◆ CONSIGNES DE TRAVAIL:
A: Dans le texte sur la famille Niedermeyer, relevez chaque personne dont les années de naissance et de décès figurent entre parenthèses, en indiquant ces années.
B: Modifiez le texte sur la famille Niedermeyer : reproduisez tout ce qui va de "La famille Niedermeyer" jusqu'à "reprit la manufacture.", en y remplaçant "faïencier" par "céramiste".
C: Répondez brièvement à ces questions sur le texte consacré à la famille Niedermeyer :
(i) Quelle ville habitait l'ancêtre Abraham Baylon ?
(ii) En quelle année le couple Niedermeyer reprit-il la manufacture ?
(iii) Dans quelles villes Louis fut-il envoyé parfaire ses études musicales ?

◆ TEXTE DU DOCUMENT:
* * * *

Si Bourron-Marlotte m'était conté...

LES NIEDERMEYER

Louis Niedermeyer
Louis Niedermeyer par Carl Vogt

Louis Niedermeyer (1802-1861)
La famille Niedermeyer dont descendent nos marlottins a pour origine une famille huguenote française dont l'ancêtre Abraham Baylon, habitant Montélimar, s'était réfugié en Suisse romande lors de la révocation de l'Édit de Nantes (1685).

En 1779, l'arrière petit-fils Moïse Baylon (1736-1793) s'établit faïencier à Nyon (Suisse) et créa la première manufacture de "porcelaine de Nyon" dont les produits furent très recherchés. Il utilisa notamment, pour décorer ses créations, le talent du célèbre miniaturiste genevois Etienne Liotard (1702-1789).

 Moïse Baylon
Moïse Baylon
Moïse Baylon eut deux enfants Alfred (1775-1803) qui travailla à ses côtés et une fille Charlotte qui épousa Georges-Michel Niedermeyer (1767-1829).

À la mort de la veuve d'Albert Baylon, en 1814, le couple Niedermeyer reprit la manufacture.

Charlotte et Georges-Michel Niedermeyer eurent pour enfants Louis, le futur compositeur de musique et une fille, Caroline, qui épousa à Genève Pierre Mülhauser, peintre sur porcelaine. Ce dernier s'associa peu après avec son beau-père pour continuer l'exploitation de la maison familiale de Nyon.

C'est dans cette manufacture qu'est né en 1802 Louis de Niedermeyer le futur musicien et compositeur qui séjournera souvent à Marlotte, avant de décéder à Paris en 1861.

Son père lui-même pianiste amateur et mélomane, remarqua très tôt ses dons pour la musique. Il lui donna quelques leçons et, sitôt sa scolarité au Collège de Nyon achevée, l'envoya parfaire ses études musicales chez les plus grands maîtres de l'époque à Vienne, Rome et Naples.

* * * *

◆ MATÉRIEL FOURNI:
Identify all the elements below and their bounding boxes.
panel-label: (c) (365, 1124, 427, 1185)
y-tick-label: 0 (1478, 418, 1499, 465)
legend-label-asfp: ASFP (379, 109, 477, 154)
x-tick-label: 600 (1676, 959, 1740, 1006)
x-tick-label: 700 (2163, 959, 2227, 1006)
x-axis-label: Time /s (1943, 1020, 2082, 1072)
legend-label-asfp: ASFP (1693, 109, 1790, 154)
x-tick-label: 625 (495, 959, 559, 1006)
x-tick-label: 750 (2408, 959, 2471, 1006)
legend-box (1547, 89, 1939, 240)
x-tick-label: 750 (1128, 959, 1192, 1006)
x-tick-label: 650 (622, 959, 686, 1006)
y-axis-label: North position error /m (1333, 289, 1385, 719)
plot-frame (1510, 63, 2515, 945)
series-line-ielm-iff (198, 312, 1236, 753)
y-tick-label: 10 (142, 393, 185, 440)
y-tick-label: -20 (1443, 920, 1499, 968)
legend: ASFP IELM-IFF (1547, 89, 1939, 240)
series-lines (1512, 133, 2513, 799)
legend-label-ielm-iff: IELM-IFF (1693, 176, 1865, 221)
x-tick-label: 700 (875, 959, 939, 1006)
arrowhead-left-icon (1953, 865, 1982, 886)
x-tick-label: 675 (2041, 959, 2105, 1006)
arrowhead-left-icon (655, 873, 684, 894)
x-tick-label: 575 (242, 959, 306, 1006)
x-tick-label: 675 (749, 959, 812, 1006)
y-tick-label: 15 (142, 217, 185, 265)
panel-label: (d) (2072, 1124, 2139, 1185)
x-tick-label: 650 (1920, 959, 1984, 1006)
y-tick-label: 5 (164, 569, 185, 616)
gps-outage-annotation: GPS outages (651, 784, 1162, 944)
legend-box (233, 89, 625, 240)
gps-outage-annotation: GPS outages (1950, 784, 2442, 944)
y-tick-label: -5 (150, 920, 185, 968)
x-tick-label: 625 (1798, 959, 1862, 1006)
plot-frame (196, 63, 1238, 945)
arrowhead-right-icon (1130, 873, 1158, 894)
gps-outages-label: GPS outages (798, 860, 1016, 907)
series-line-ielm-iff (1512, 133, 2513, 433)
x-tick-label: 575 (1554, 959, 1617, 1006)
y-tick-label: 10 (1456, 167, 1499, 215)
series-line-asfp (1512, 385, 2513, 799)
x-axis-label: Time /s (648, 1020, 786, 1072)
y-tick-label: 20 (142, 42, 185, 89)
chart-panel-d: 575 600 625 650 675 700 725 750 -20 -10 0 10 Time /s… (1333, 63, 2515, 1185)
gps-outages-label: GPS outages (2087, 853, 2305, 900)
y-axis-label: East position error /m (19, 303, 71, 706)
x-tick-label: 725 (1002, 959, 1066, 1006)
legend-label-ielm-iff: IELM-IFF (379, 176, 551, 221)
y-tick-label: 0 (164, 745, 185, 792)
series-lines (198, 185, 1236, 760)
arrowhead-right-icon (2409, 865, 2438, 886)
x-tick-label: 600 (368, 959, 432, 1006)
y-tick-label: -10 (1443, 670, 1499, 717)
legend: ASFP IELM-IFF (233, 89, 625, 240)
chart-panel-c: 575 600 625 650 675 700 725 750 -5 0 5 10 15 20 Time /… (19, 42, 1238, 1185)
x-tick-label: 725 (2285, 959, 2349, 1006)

* * * *

◆ RÉPONSES:
A:
Louis Niedermeyer (1802-1861)
Moïse Baylon (1736-1793)
Etienne Liotard (1702-1789)
Alfred (1775-1803)
Georges-Michel Niedermeyer (1767-1829)

B:
La famille Niedermeyer dont descendent nos marlottins a pour origine une famille huguenote française dont l'ancêtre Abraham Baylon, habitant Montélimar, s'était réfugié en Suisse romande lors de la révocation de l'Édit de Nantes (1685).

En 1779, l'arrière petit-fils Moïse Baylon (1736-1793) s'établit céramiste à Nyon (Suisse) et créa la première manufacture de "porcelaine de Nyon" dont les produits furent très recherchés. Il utilisa notamment, pour décorer ses créations, le talent du célèbre miniaturiste genevois Etienne Liotard (1702-1789).

 Moïse Baylon
Moïse Baylon
Moïse Baylon eut deux enfants Alfred (1775-1803) qui travailla à ses côtés et une fille Charlotte qui épousa Georges-Michel Niedermeyer (1767-1829).

À la mort de la veuve d'Albert Baylon, en 1814, le couple Niedermeyer reprit la manufacture.

C:
(i) Montélimar
(ii) En 1814
(iii) Vienne, Rome et Naples